INSTRUCTION: Gather each line of the entries below that includes "ADAPTADA".

Stored items:
-*-

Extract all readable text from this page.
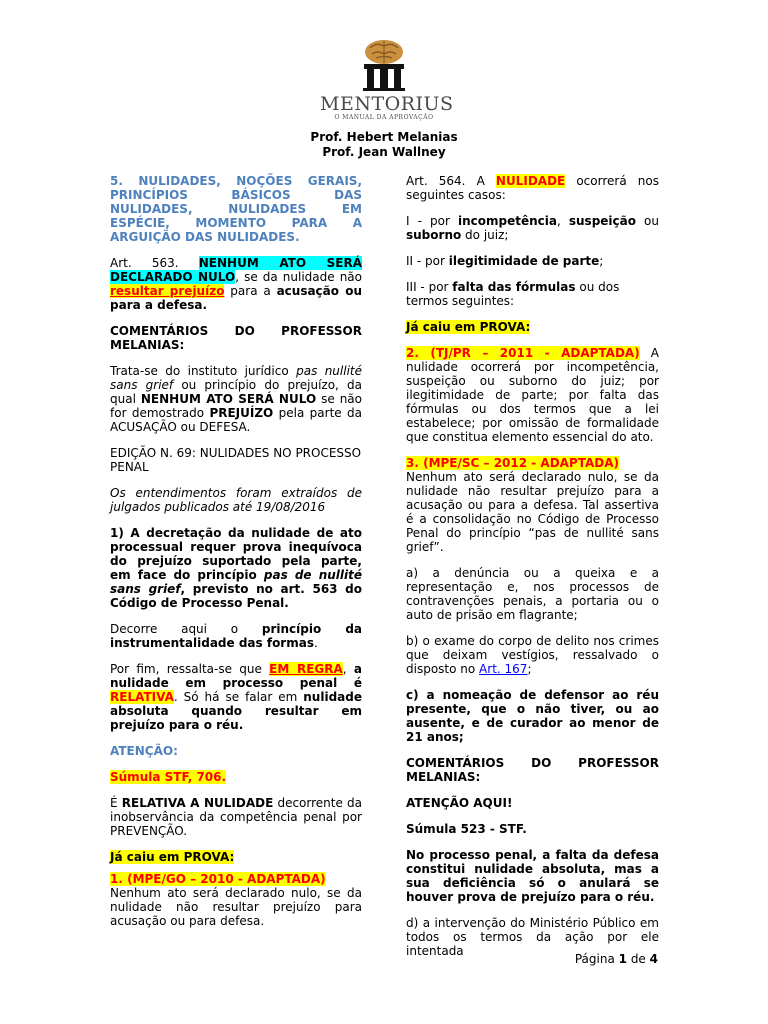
MENTORIUS
O MANUAL DA APROVAÇÃO
Prof. Hebert Melanias
Prof. Jean Wallney

5. NULIDADES, NOÇÕES GERAIS, PRINCÍPIOS BÁSICOS DAS NULIDADES, NULIDADES EM ESPÉCIE, MOMENTO PARA A ARGUIÇÃO DAS NULIDADES.

Art. 563. NENHUM ATO SERÁ DECLARADO NULO, se da nulidade não resultar prejuízo para a acusação ou para a defesa.

COMENTÁRIOS DO PROFESSOR MELANIAS:

Trata-se do instituto jurídico pas nullité sans grief ou princípio do prejuízo, da qual NENHUM ATO SERÁ NULO se não for demostrado PREJUÍZO pela parte da ACUSAÇÃO ou DEFESA.

EDIÇÃO N. 69: NULIDADES NO PROCESSO PENAL

Os entendimentos foram extraídos de julgados publicados até 19/08/2016

1) A decretação da nulidade de ato processual requer prova inequívoca do prejuízo suportado pela parte, em face do princípio pas de nullité sans grief, previsto no art. 563 do Código de Processo Penal.

Decorre aqui o princípio da instrumentalidade das formas.

Por fim, ressalta-se que EM REGRA, a nulidade em processo penal é RELATIVA. Só há se falar em nulidade absoluta quando resultar em prejuízo para o réu.

ATENÇÃO:

Súmula STF, 706.

É RELATIVA A NULIDADE decorrente da inobservância da competência penal por PREVENÇÃO.

Já caiu em PROVA:

1. (MPE/GO – 2010 - ADAPTADA)
Nenhum ato será declarado nulo, se da nulidade não resultar prejuízo para acusação ou para defesa.

Art. 564. A NULIDADE ocorrerá nos seguintes casos:

I - por incompetência, suspeição ou suborno do juiz;

II - por ilegitimidade de parte;

III - por falta das fórmulas ou dos termos seguintes:

Já caiu em PROVA:

2. (TJ/PR – 2011 - ADAPTADA) A nulidade ocorrerá por incompetência, suspeição ou suborno do juiz; por ilegitimidade de parte; por falta das fórmulas ou dos termos que a lei estabelece; por omissão de formalidade que constitua elemento essencial do ato.

3. (MPE/SC – 2012 - ADAPTADA)
Nenhum ato será declarado nulo, se da nulidade não resultar prejuízo para a acusação ou para a defesa. Tal assertiva é a consolidação no Código de Processo Penal do princípio “pas de nullité sans grief”.

a) a denúncia ou a queixa e a representação e, nos processos de contravenções penais, a portaria ou o auto de prisão em flagrante;

b) o exame do corpo de delito nos crimes que deixam vestígios, ressalvado o disposto no Art. 167;

c) a nomeação de defensor ao réu presente, que o não tiver, ou ao ausente, e de curador ao menor de 21 anos;

COMENTÁRIOS DO PROFESSOR MELANIAS:

ATENÇÃO AQUI!

Súmula 523 - STF.

No processo penal, a falta da defesa constitui nulidade absoluta, mas a sua deficiência só o anulará se houver prova de prejuízo para o réu.

d) a intervenção do Ministério Público em todos os termos da ação por ele intentada

Página 1 de 4
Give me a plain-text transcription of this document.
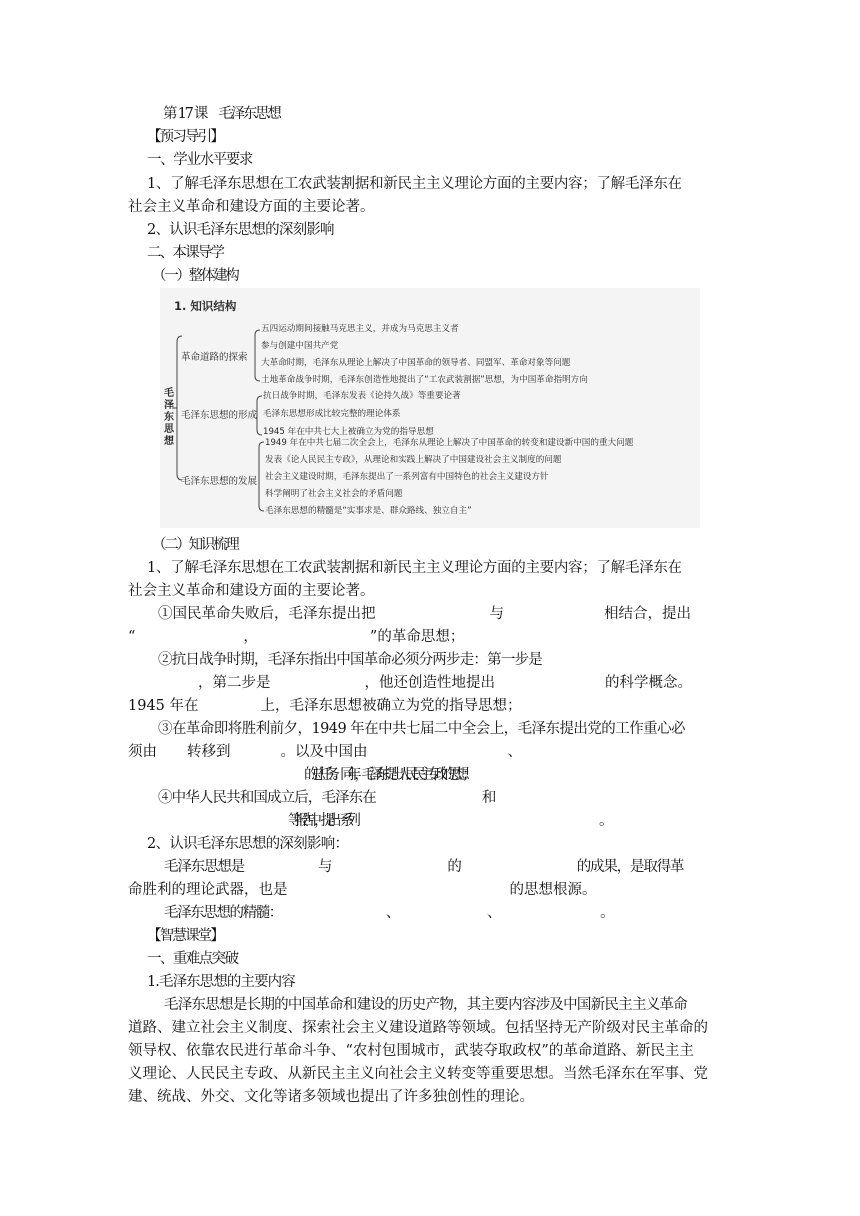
第 17 课　毛泽东思想
【预习导引】
一、学业水平要求
1、了解毛泽东思想在工农武装割据和新民主主义理论方面的主要内容；了解毛泽东在
社会主义革命和建设方面的主要论著。
2、认识毛泽东思想的深刻影响
二、本课导学
（一）整体建构
1. 知识结构
毛泽东思想
革命道路的探索
五四运动期间接触马克思主义，并成为马克思主义者
参与创建中国共产党
大革命时期，毛泽东从理论上解决了中国革命的领导者、同盟军、革命对象等问题
土地革命战争时期，毛泽东创造性地提出了“工农武装割据”思想，为中国革命指明方向
毛泽东思想的形成
抗日战争时期，毛泽东发表《论持久战》等重要论著
毛泽东思想形成比较完整的理论体系
1945 年在中共七大上被确立为党的指导思想
毛泽东思想的发展
1949 年在中共七届二次全会上，毛泽东从理论上解决了中国革命的转变和建设新中国的重大问题
发表《论人民民主专政》，从理论和实践上解决了中国建设社会主义制度的问题
社会主义建设时期，毛泽东提出了一系列富有中国特色的社会主义建设方针
科学阐明了社会主义社会的矛盾问题
毛泽东思想的精髓是“实事求是、群众路线、独立自主”
（二）知识梳理
1、了解毛泽东思想在工农武装割据和新民主主义理论方面的主要内容；了解毛泽东在
社会主义革命和建设方面的主要论著。
①国民革命失败后，毛泽东提出把	与	相结合，提出
“	，	”的革命思想；
②抗日战争时期，毛泽东指出中国革命必须分两步走：第一步是
，第二步是	，他还创造性地提出	的科学概念。
1945 年在	上，毛泽东思想被确立为党的指导思想；
③在革命即将胜利前夕，1949 年在中共七届二中全会上，毛泽东提出党的工作重心必
须由 转移到	。以及中国由	、
的总任务。同年，毛泽东提出人民民主专政的思想；
④中华人民共和国成立后，毛泽东在	和
等报告中，提出一系列	。
2、认识毛泽东思想的深刻影响：
毛泽东思想是	与	的	的成果，是取得革
命胜利的理论武器，也是	的思想根源。
毛泽东思想的精髓：	、	、	。
【智慧课堂】
一、重难点突破
1.毛泽东思想的主要内容
毛泽东思想是长期的中国革命和建设的历史产物，其主要内容涉及中国新民主主义革命
道路、建立社会主义制度、探索社会主义建设道路等领域。包括坚持无产阶级对民主革命的
领导权、依靠农民进行革命斗争、“农村包围城市，武装夺取政权”的革命道路、新民主主
义理论、人民民主专政、从新民主主义向社会主义转变等重要思想。当然毛泽东在军事、党
建、统战、外交、文化等诸多领域也提出了许多独创性的理论。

-*-

EXERCISE OUTPUT:
1. (MPE/GO – 2010 - ADAPTADA)
2. (TJ/PR – 2011 - ADAPTADA) A nulidade ocorrerá por incompetência, suspeição ou suborno do juiz; por ilegitimidade de parte; por falta das fórmulas ou dos termos que a lei estabelece; por omissão de formalidade que constitua elemento essencial do ato.
3. (MPE/SC – 2012 - ADAPTADA)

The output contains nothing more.